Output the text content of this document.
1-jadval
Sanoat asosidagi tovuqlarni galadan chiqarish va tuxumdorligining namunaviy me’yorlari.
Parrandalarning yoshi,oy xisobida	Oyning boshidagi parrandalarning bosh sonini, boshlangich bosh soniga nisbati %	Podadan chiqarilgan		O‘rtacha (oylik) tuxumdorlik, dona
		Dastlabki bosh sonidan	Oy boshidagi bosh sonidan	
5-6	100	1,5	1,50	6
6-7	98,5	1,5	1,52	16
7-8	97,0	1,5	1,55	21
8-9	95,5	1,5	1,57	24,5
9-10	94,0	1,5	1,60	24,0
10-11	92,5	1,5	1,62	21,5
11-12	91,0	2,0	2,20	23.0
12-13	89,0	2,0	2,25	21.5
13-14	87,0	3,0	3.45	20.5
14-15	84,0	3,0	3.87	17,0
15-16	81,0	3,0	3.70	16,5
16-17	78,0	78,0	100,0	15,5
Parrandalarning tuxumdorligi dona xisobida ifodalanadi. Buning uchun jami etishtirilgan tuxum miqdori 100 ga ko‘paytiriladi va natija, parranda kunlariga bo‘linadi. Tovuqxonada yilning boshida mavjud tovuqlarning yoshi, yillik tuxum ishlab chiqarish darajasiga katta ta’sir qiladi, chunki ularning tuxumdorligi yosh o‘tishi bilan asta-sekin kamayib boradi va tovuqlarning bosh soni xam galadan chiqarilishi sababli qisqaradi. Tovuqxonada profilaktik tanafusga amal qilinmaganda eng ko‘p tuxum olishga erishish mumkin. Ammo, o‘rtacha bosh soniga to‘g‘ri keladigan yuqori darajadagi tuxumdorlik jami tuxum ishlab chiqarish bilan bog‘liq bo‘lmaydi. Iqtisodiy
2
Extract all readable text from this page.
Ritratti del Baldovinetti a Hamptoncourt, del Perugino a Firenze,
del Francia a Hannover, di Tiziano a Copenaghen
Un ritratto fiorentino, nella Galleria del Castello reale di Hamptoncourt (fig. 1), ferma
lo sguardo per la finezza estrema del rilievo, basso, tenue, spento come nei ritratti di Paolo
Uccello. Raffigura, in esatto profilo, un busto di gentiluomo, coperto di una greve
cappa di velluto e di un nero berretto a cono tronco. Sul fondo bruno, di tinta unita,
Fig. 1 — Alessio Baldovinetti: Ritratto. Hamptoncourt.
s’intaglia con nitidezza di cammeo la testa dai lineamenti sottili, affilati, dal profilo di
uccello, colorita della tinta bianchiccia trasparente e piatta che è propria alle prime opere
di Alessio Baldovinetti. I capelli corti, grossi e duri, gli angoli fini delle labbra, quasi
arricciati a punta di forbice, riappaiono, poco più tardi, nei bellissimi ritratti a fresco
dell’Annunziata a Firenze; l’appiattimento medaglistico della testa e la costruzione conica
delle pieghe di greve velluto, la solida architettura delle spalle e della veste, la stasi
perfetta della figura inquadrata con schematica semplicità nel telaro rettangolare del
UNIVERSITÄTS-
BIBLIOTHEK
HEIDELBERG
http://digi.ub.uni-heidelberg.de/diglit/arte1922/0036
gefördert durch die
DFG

# # # # #

**Exercise instructions**. Copy out the data shown above without altering anything.

**Correct response**.
Output the text content of this document.
1-jadval
Sanoat asosidagi tovuqlarni galadan chiqarish va tuxumdorligining namunaviy me’yorlari.
Parrandalarning yoshi,oy xisobida	Oyning boshidagi parrandalarning bosh sonini, boshlangich bosh soniga nisbati %	Podadan chiqarilgan		O‘rtacha (oylik) tuxumdorlik, dona
		Dastlabki bosh sonidan	Oy boshidagi bosh sonidan	
5-6	100	1,5	1,50	6
6-7	98,5	1,5	1,52	16
7-8	97,0	1,5	1,55	21
8-9	95,5	1,5	1,57	24,5
9-10	94,0	1,5	1,60	24,0
10-11	92,5	1,5	1,62	21,5
11-12	91,0	2,0	2,20	23.0
12-13	89,0	2,0	2,25	21.5
13-14	87,0	3,0	3.45	20.5
14-15	84,0	3,0	3.87	17,0
15-16	81,0	3,0	3.70	16,5
16-17	78,0	78,0	100,0	15,5
Parrandalarning tuxumdorligi dona xisobida ifodalanadi. Buning uchun jami etishtirilgan tuxum miqdori 100 ga ko‘paytiriladi va natija, parranda kunlariga bo‘linadi. Tovuqxonada yilning boshida mavjud tovuqlarning yoshi, yillik tuxum ishlab chiqarish darajasiga katta ta’sir qiladi, chunki ularning tuxumdorligi yosh o‘tishi bilan asta-sekin kamayib boradi va tovuqlarning bosh soni xam galadan chiqarilishi sababli qisqaradi. Tovuqxonada profilaktik tanafusga amal qilinmaganda eng ko‘p tuxum olishga erishish mumkin. Ammo, o‘rtacha bosh soniga to‘g‘ri keladigan yuqori darajadagi tuxumdorlik jami tuxum ishlab chiqarish bilan bog‘liq bo‘lmaydi. Iqtisodiy
2
Extract all readable text from this page.
Ritratti del Baldovinetti a Hamptoncourt, del Perugino a Firenze,
del Francia a Hannover, di Tiziano a Copenaghen
Un ritratto fiorentino, nella Galleria del Castello reale di Hamptoncourt (fig. 1), ferma
lo sguardo per la finezza estrema del rilievo, basso, tenue, spento come nei ritratti di Paolo
Uccello. Raffigura, in esatto profilo, un busto di gentiluomo, coperto di una greve
cappa di velluto e di un nero berretto a cono tronco. Sul fondo bruno, di tinta unita,
Fig. 1 — Alessio Baldovinetti: Ritratto. Hamptoncourt.
s’intaglia con nitidezza di cammeo la testa dai lineamenti sottili, affilati, dal profilo di
uccello, colorita della tinta bianchiccia trasparente e piatta che è propria alle prime opere
di Alessio Baldovinetti. I capelli corti, grossi e duri, gli angoli fini delle labbra, quasi
arricciati a punta di forbice, riappaiono, poco più tardi, nei bellissimi ritratti a fresco
dell’Annunziata a Firenze; l’appiattimento medaglistico della testa e la costruzione conica
delle pieghe di greve velluto, la solida architettura delle spalle e della veste, la stasi
perfetta della figura inquadrata con schematica semplicità nel telaro rettangolare del
UNIVERSITÄTS-
BIBLIOTHEK
HEIDELBERG
http://digi.ub.uni-heidelberg.de/diglit/arte1922/0036
gefördert durch die
DFG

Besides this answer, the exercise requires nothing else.